Problem statement — Without any pictures, reproduce exactly the lines running from the line containing "Output a JSON" through the end of the entries.

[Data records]

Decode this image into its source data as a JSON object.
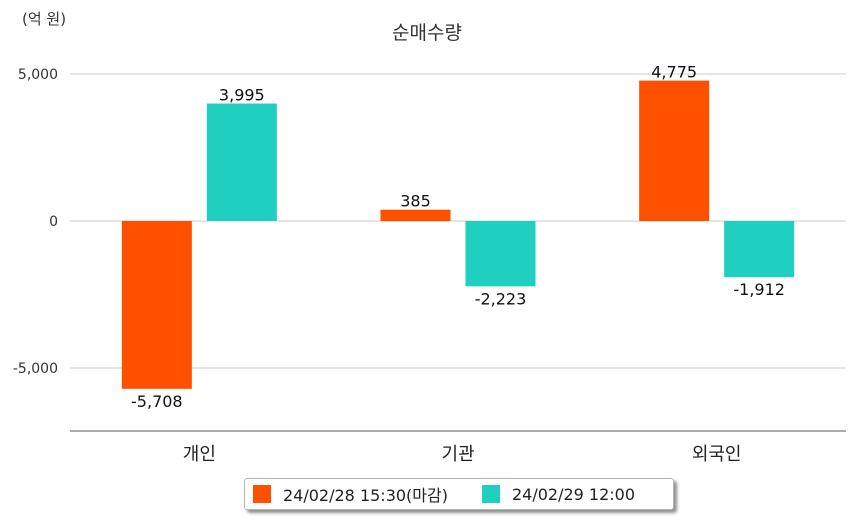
{
  "chart_data": {
    "type": "bar",
    "title": "순매수량",
    "unit": "(억 원)",
    "categories": [
      "개인",
      "기관",
      "외국인"
    ],
    "series": [
      {
        "name": "24/02/28 15:30(마감)",
        "color": "#ff5000",
        "values": [
          -5708,
          385,
          4775
        ],
        "labels": [
          "-5,708",
          "385",
          "4,775"
        ]
      },
      {
        "name": "24/02/29 12:00",
        "color": "#1fcfbf",
        "values": [
          3995,
          -2223,
          -1912
        ],
        "labels": [
          "3,995",
          "-2,223",
          "-1,912"
        ]
      }
    ],
    "y_ticks": [
      5000,
      0,
      -5000
    ],
    "y_tick_labels": [
      "5,000",
      "0",
      "-5,000"
    ],
    "ylim": [
      -7200,
      5900
    ],
    "grid": true,
    "legend_position": "bottom"
  }
}
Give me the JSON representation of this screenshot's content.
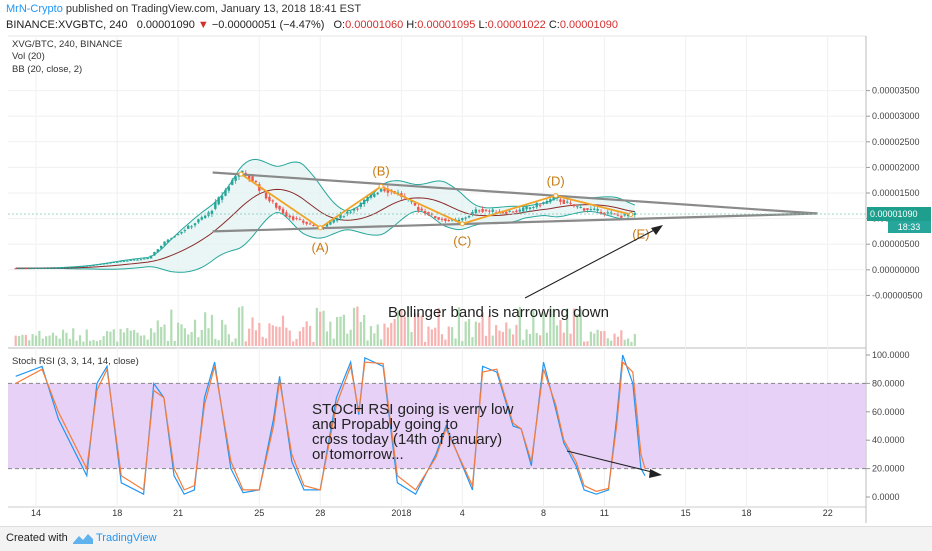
{
  "header": {
    "author": "MrN-Crypto",
    "published": "published on TradingView.com, January 13, 2018 18:41 EST",
    "symbol": "BINANCE:XVGBTC, 240",
    "price": "0.00001090",
    "change": "−0.00000051 (−4.47%)",
    "open_label": "O:",
    "open": "0.00001060",
    "high_label": "H:",
    "high": "0.00001095",
    "low_label": "L:",
    "low": "0.00001022",
    "close_label": "C:",
    "close": "0.00001090"
  },
  "legend": {
    "title": "XVG/BTC, 240, BINANCE",
    "volume": "Vol (20)",
    "bollinger": "BB (20, close, 2)",
    "stoch": "Stoch RSI (3, 3, 14, 14, close)"
  },
  "price_tag": {
    "value": "0.00001090",
    "countdown": "18:33"
  },
  "annotations": {
    "points": [
      "(A)",
      "(B)",
      "(C)",
      "(D)",
      "(E)"
    ],
    "bb_note": "Bollinger band is narrowing down",
    "rsi_note": [
      "STOCH RSI going is verry low",
      " and Propably going to",
      "cross today (14th of january)",
      "or tomorrow..."
    ]
  },
  "footer": {
    "created": "Created with",
    "brand": "TradingView"
  },
  "colors": {
    "up": "#26a69a",
    "down": "#ef5350",
    "bb_fill": "#e0f2f1",
    "bb_line": "#26a69a",
    "basis": "#8b2a2a",
    "wedge": "#8a8a8a",
    "abcde": "#f2a325",
    "stoch_k": "#2196f3",
    "stoch_d": "#f57c3a",
    "stoch_band": "#e3c9f6"
  },
  "chart_data": [
    {
      "type": "candlestick",
      "title": "XVG/BTC, 240, BINANCE",
      "y_axis": {
        "ticks": [
          "0.00003500",
          "0.00003000",
          "0.00002500",
          "0.00002000",
          "0.00001500",
          "0.00001000",
          "0.00000500",
          "0.00000000",
          "-0.00000500"
        ],
        "range": [
          -6.5e-06,
          3.8e-06
        ]
      },
      "x_axis": {
        "ticks": [
          "14",
          "18",
          "21",
          "25",
          "28",
          "2018",
          "4",
          "8",
          "11",
          "15",
          "18",
          "22"
        ]
      },
      "series_close_path": [
        [
          13.0,
          3e-07
        ],
        [
          15.0,
          4e-07
        ],
        [
          16.5,
          8e-07
        ],
        [
          18.0,
          1.6e-06
        ],
        [
          19.5,
          2.2e-06
        ],
        [
          20.5,
          6e-06
        ],
        [
          21.5,
          8.3e-06
        ],
        [
          22.5,
          1.1e-05
        ],
        [
          23.5,
          1.65e-05
        ],
        [
          24.0,
          1.92e-05
        ],
        [
          24.7,
          1.75e-05
        ],
        [
          25.5,
          1.35e-05
        ],
        [
          26.3,
          1.08e-05
        ],
        [
          27.0,
          9.5e-06
        ],
        [
          28.0,
          8.2e-06
        ],
        [
          29.0,
          1.05e-05
        ],
        [
          30.0,
          1.28e-05
        ],
        [
          31.0,
          1.6e-05
        ],
        [
          31.8,
          1.5e-05
        ],
        [
          32.8,
          1.2e-05
        ],
        [
          33.8,
          1e-05
        ],
        [
          34.8,
          9.5e-06
        ],
        [
          35.8,
          1.18e-05
        ],
        [
          36.8,
          1.12e-05
        ],
        [
          37.8,
          1.15e-05
        ],
        [
          38.8,
          1.28e-05
        ],
        [
          39.6,
          1.4e-05
        ],
        [
          40.4,
          1.25e-05
        ],
        [
          41.2,
          1.18e-05
        ],
        [
          42.0,
          1.12e-05
        ],
        [
          42.8,
          1.05e-05
        ],
        [
          43.5,
          1.09e-05
        ]
      ],
      "bollinger_bands": "shown (20, close, 2)",
      "trendlines": {
        "upper": [
          [
            22.7,
            1.9e-05
          ],
          [
            52.5,
            1.1e-05
          ]
        ],
        "lower": [
          [
            22.7,
            7.5e-06
          ],
          [
            52.5,
            1.1e-05
          ]
        ]
      },
      "abcde_path": [
        [
          24.1,
          1.87e-05
        ],
        [
          28.0,
          8.2e-06
        ],
        [
          31.0,
          1.63e-05
        ],
        [
          35.0,
          9e-06
        ],
        [
          39.6,
          1.45e-05
        ],
        [
          43.3,
          1.08e-05
        ]
      ]
    },
    {
      "type": "line",
      "title": "Stoch RSI (3, 3, 14, 14, close)",
      "y_axis": {
        "ticks": [
          "100.0000",
          "80.0000",
          "60.0000",
          "40.0000",
          "20.0000",
          "0.0000"
        ],
        "range": [
          -5,
          102
        ]
      },
      "band": [
        20,
        80
      ],
      "series": [
        {
          "name": "K",
          "points": [
            [
              13.0,
              85
            ],
            [
              14.3,
              92
            ],
            [
              15.1,
              55
            ],
            [
              16.5,
              15
            ],
            [
              17.0,
              80
            ],
            [
              17.5,
              92
            ],
            [
              18.2,
              10
            ],
            [
              19.3,
              2
            ],
            [
              19.8,
              80
            ],
            [
              20.3,
              70
            ],
            [
              20.8,
              15
            ],
            [
              21.3,
              2
            ],
            [
              21.8,
              5
            ],
            [
              22.3,
              70
            ],
            [
              22.8,
              95
            ],
            [
              23.6,
              20
            ],
            [
              24.2,
              3
            ],
            [
              25.0,
              5
            ],
            [
              25.7,
              55
            ],
            [
              26.0,
              85
            ],
            [
              26.6,
              25
            ],
            [
              27.2,
              5
            ],
            [
              28.0,
              5
            ],
            [
              28.8,
              70
            ],
            [
              29.5,
              95
            ],
            [
              29.9,
              58
            ],
            [
              30.2,
              98
            ],
            [
              31.1,
              92
            ],
            [
              31.8,
              10
            ],
            [
              32.7,
              2
            ],
            [
              33.7,
              30
            ],
            [
              34.2,
              50
            ],
            [
              35.5,
              5
            ],
            [
              36.0,
              92
            ],
            [
              36.7,
              88
            ],
            [
              37.5,
              50
            ],
            [
              37.9,
              48
            ],
            [
              38.4,
              22
            ],
            [
              39.0,
              95
            ],
            [
              39.6,
              62
            ],
            [
              40.0,
              38
            ],
            [
              40.6,
              22
            ],
            [
              41.0,
              5
            ],
            [
              41.6,
              2
            ],
            [
              42.2,
              5
            ],
            [
              42.6,
              55
            ],
            [
              42.9,
              100
            ],
            [
              43.4,
              80
            ],
            [
              43.8,
              20
            ],
            [
              44.0,
              15
            ]
          ]
        },
        {
          "name": "D",
          "points": [
            [
              13.0,
              80
            ],
            [
              14.3,
              90
            ],
            [
              15.1,
              60
            ],
            [
              16.5,
              20
            ],
            [
              17.0,
              75
            ],
            [
              17.5,
              90
            ],
            [
              18.2,
              15
            ],
            [
              19.3,
              5
            ],
            [
              19.8,
              75
            ],
            [
              20.3,
              70
            ],
            [
              20.8,
              20
            ],
            [
              21.3,
              5
            ],
            [
              21.8,
              8
            ],
            [
              22.3,
              65
            ],
            [
              22.8,
              92
            ],
            [
              23.6,
              25
            ],
            [
              24.2,
              5
            ],
            [
              25.0,
              5
            ],
            [
              25.7,
              50
            ],
            [
              26.0,
              82
            ],
            [
              26.6,
              30
            ],
            [
              27.2,
              8
            ],
            [
              28.0,
              5
            ],
            [
              28.8,
              65
            ],
            [
              29.5,
              92
            ],
            [
              29.9,
              60
            ],
            [
              30.2,
              95
            ],
            [
              31.1,
              94
            ],
            [
              31.8,
              15
            ],
            [
              32.7,
              5
            ],
            [
              33.7,
              28
            ],
            [
              34.2,
              48
            ],
            [
              35.5,
              8
            ],
            [
              36.0,
              88
            ],
            [
              36.7,
              90
            ],
            [
              37.5,
              52
            ],
            [
              37.9,
              48
            ],
            [
              38.4,
              25
            ],
            [
              39.0,
              90
            ],
            [
              39.6,
              65
            ],
            [
              40.0,
              40
            ],
            [
              40.6,
              25
            ],
            [
              41.0,
              8
            ],
            [
              41.6,
              4
            ],
            [
              42.2,
              6
            ],
            [
              42.6,
              50
            ],
            [
              42.9,
              95
            ],
            [
              43.4,
              88
            ],
            [
              43.8,
              30
            ],
            [
              44.0,
              20
            ]
          ]
        }
      ]
    }
  ]
}
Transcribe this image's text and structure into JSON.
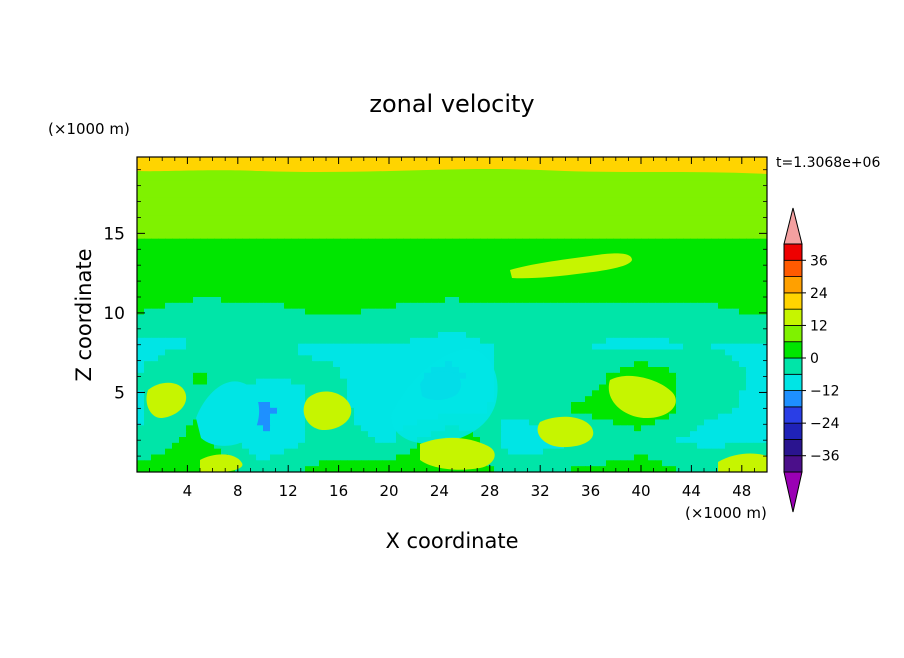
{
  "chart_data": {
    "type": "heatmap",
    "title": "zonal velocity",
    "xlabel": "X coordinate",
    "ylabel": "Z coordinate",
    "x_unit": "(×1000 m)",
    "y_unit": "(×1000 m)",
    "time_label": "t=1.3068e+06",
    "xlim": [
      0,
      50
    ],
    "ylim": [
      0,
      19.8
    ],
    "x_ticks": [
      "4",
      "8",
      "12",
      "16",
      "20",
      "24",
      "28",
      "32",
      "36",
      "40",
      "44",
      "48"
    ],
    "x_tick_values": [
      4,
      8,
      12,
      16,
      20,
      24,
      28,
      32,
      36,
      40,
      44,
      48
    ],
    "y_ticks": [
      "5",
      "10",
      "15"
    ],
    "y_tick_values": [
      5,
      10,
      15
    ],
    "colorbar": {
      "levels": [
        -42,
        -36,
        -30,
        -24,
        -18,
        -12,
        -6,
        0,
        6,
        12,
        18,
        24,
        30,
        36,
        42
      ],
      "tick_labels": [
        "−36",
        "−24",
        "−12",
        "0",
        "12",
        "24",
        "36"
      ],
      "tick_values": [
        -36,
        -24,
        -12,
        0,
        12,
        24,
        36
      ],
      "colors": [
        "#4b0f8a",
        "#2a148f",
        "#1f22b8",
        "#2a3ee6",
        "#1e90ff",
        "#00e5e5",
        "#00e5a8",
        "#00e600",
        "#7ff200",
        "#c6f500",
        "#ffd400",
        "#ffa000",
        "#ff5a00",
        "#ee0000"
      ],
      "under_color": "#9a00b4",
      "over_color": "#f4a0a0"
    },
    "field": {
      "x": [
        0,
        5,
        10,
        15,
        20,
        25,
        30,
        35,
        40,
        45,
        50
      ],
      "z": [
        0,
        2,
        4,
        6,
        8,
        10,
        12,
        14,
        16,
        18,
        19.8
      ],
      "u": [
        [
          3,
          6,
          -3,
          2,
          4,
          5,
          -2,
          1,
          3,
          -1,
          4
        ],
        [
          -6,
          3,
          -12,
          -3,
          -7,
          8,
          -11,
          -6,
          -3,
          -8,
          -6
        ],
        [
          -7,
          -1,
          -14,
          -3,
          -11,
          -9,
          -4,
          1,
          6,
          -5,
          -7
        ],
        [
          -6,
          1,
          -6,
          -5,
          -9,
          -15,
          -1,
          -5,
          6,
          -4,
          -7
        ],
        [
          -8,
          -6,
          -5,
          -7,
          -6,
          -8,
          -5,
          -6,
          -7,
          -6,
          -7
        ],
        [
          0,
          -3,
          -3,
          1,
          -1,
          -3,
          -2,
          -3,
          -3,
          -2,
          1
        ],
        [
          5,
          4,
          5,
          5,
          4,
          4,
          5,
          5,
          5,
          5,
          5
        ],
        [
          5,
          5,
          5,
          5,
          5,
          5,
          5,
          5,
          5,
          5,
          5
        ],
        [
          8,
          8,
          8,
          8,
          8,
          8,
          8,
          8,
          8,
          8,
          8
        ],
        [
          8,
          8,
          8,
          8,
          8,
          8,
          8,
          8,
          8,
          8,
          8
        ],
        [
          12,
          12,
          12,
          12,
          12,
          12,
          12,
          12,
          12,
          12,
          12
        ]
      ]
    }
  }
}
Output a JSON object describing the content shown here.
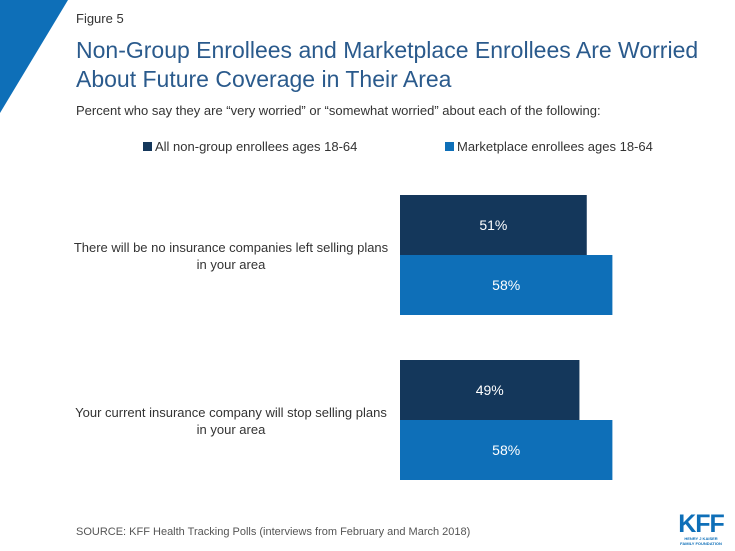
{
  "figure_label": "Figure 5",
  "title": "Non-Group Enrollees and Marketplace Enrollees Are Worried About Future Coverage in Their Area",
  "subtitle": "Percent who say they are “very worried” or “somewhat worried” about each of the following:",
  "source": "SOURCE: KFF Health Tracking Polls (interviews from February and March 2018)",
  "logo": {
    "mark": "KFF",
    "line1": "HENRY J KAISER",
    "line2": "FAMILY FOUNDATION"
  },
  "colors": {
    "series_a": "#14375b",
    "series_b": "#0e6fb8",
    "accent": "#0e6fb8",
    "title": "#2a5a8c"
  },
  "chart_data": {
    "type": "bar",
    "orientation": "horizontal",
    "categories": [
      "There will be no insurance companies left selling plans in your area",
      "Your current insurance company will stop selling plans in your area"
    ],
    "series": [
      {
        "name": "All non-group enrollees ages 18-64",
        "values": [
          51,
          49
        ],
        "labels": [
          "51%",
          "49%"
        ]
      },
      {
        "name": "Marketplace enrollees ages 18-64",
        "values": [
          58,
          58
        ],
        "labels": [
          "58%",
          "58%"
        ]
      }
    ],
    "units": "%",
    "xlim": [
      0,
      100
    ],
    "grid": false,
    "legend_position": "top"
  }
}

Solved problem —
Output a JSON object describing the content shown here.
{
  "figure_label": "Figure 5",
  "title": "Non-Group Enrollees and Marketplace Enrollees Are Worried About Future Coverage in Their Area",
  "subtitle": "Percent who say they are “very worried” or “somewhat worried” about each of the following:",
  "source": "SOURCE: KFF Health Tracking Polls (interviews from February and March 2018)",
  "logo": {
    "mark": "KFF",
    "line1": "HENRY J KAISER",
    "line2": "FAMILY FOUNDATION"
  },
  "colors": {
    "series_a": "#14375b",
    "series_b": "#0e6fb8",
    "accent": "#0e6fb8",
    "title": "#2a5a8c"
  },
  "chart_data": {
    "type": "bar",
    "orientation": "horizontal",
    "categories": [
      "There will be no insurance companies left selling plans in your area",
      "Your current insurance company will stop selling plans in your area"
    ],
    "series": [
      {
        "name": "All non-group enrollees ages 18-64",
        "values": [
          51,
          49
        ],
        "labels": [
          "51%",
          "49%"
        ]
      },
      {
        "name": "Marketplace enrollees ages 18-64",
        "values": [
          58,
          58
        ],
        "labels": [
          "58%",
          "58%"
        ]
      }
    ],
    "units": "%",
    "xlim": [
      0,
      100
    ],
    "grid": false,
    "legend_position": "top"
  }
}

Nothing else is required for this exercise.